Task prompt: Print the listing below in its entirety, character for character.
- - - -
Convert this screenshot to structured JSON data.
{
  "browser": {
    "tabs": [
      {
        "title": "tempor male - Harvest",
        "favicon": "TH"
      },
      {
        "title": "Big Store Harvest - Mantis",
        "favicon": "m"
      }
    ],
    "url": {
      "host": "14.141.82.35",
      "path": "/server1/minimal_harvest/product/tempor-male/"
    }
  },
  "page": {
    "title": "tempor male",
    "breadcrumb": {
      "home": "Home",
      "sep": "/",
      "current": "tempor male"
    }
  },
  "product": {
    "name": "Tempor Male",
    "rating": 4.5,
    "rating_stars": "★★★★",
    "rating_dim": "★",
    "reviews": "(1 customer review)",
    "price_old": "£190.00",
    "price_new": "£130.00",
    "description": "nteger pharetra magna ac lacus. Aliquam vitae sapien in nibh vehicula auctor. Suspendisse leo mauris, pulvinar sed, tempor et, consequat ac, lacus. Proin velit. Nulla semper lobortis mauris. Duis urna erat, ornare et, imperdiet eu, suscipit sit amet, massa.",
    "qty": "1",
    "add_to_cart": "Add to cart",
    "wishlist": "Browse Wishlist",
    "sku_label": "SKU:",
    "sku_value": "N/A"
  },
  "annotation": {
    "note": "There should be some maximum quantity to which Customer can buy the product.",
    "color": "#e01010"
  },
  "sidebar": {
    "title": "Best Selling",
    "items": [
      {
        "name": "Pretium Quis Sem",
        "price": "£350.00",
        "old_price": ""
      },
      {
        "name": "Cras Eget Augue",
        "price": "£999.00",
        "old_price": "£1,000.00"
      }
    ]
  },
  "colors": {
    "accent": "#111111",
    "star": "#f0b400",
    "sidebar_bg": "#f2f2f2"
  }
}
- - - -
Written reply:
Convert this screenshot to structured JSON data.
{
  "browser": {
    "tabs": [
      {
        "title": "tempor male - Harvest",
        "favicon": "TH"
      },
      {
        "title": "Big Store Harvest - Mantis",
        "favicon": "m"
      }
    ],
    "url": {
      "host": "14.141.82.35",
      "path": "/server1/minimal_harvest/product/tempor-male/"
    }
  },
  "page": {
    "title": "tempor male",
    "breadcrumb": {
      "home": "Home",
      "sep": "/",
      "current": "tempor male"
    }
  },
  "product": {
    "name": "Tempor Male",
    "rating": 4.5,
    "rating_stars": "★★★★",
    "rating_dim": "★",
    "reviews": "(1 customer review)",
    "price_old": "£190.00",
    "price_new": "£130.00",
    "description": "nteger pharetra magna ac lacus. Aliquam vitae sapien in nibh vehicula auctor. Suspendisse leo mauris, pulvinar sed, tempor et, consequat ac, lacus. Proin velit. Nulla semper lobortis mauris. Duis urna erat, ornare et, imperdiet eu, suscipit sit amet, massa.",
    "qty": "1",
    "add_to_cart": "Add to cart",
    "wishlist": "Browse Wishlist",
    "sku_label": "SKU:",
    "sku_value": "N/A"
  },
  "annotation": {
    "note": "There should be some maximum quantity to which Customer can buy the product.",
    "color": "#e01010"
  },
  "sidebar": {
    "title": "Best Selling",
    "items": [
      {
        "name": "Pretium Quis Sem",
        "price": "£350.00",
        "old_price": ""
      },
      {
        "name": "Cras Eget Augue",
        "price": "£999.00",
        "old_price": "£1,000.00"
      }
    ]
  },
  "colors": {
    "accent": "#111111",
    "star": "#f0b400",
    "sidebar_bg": "#f2f2f2"
  }
}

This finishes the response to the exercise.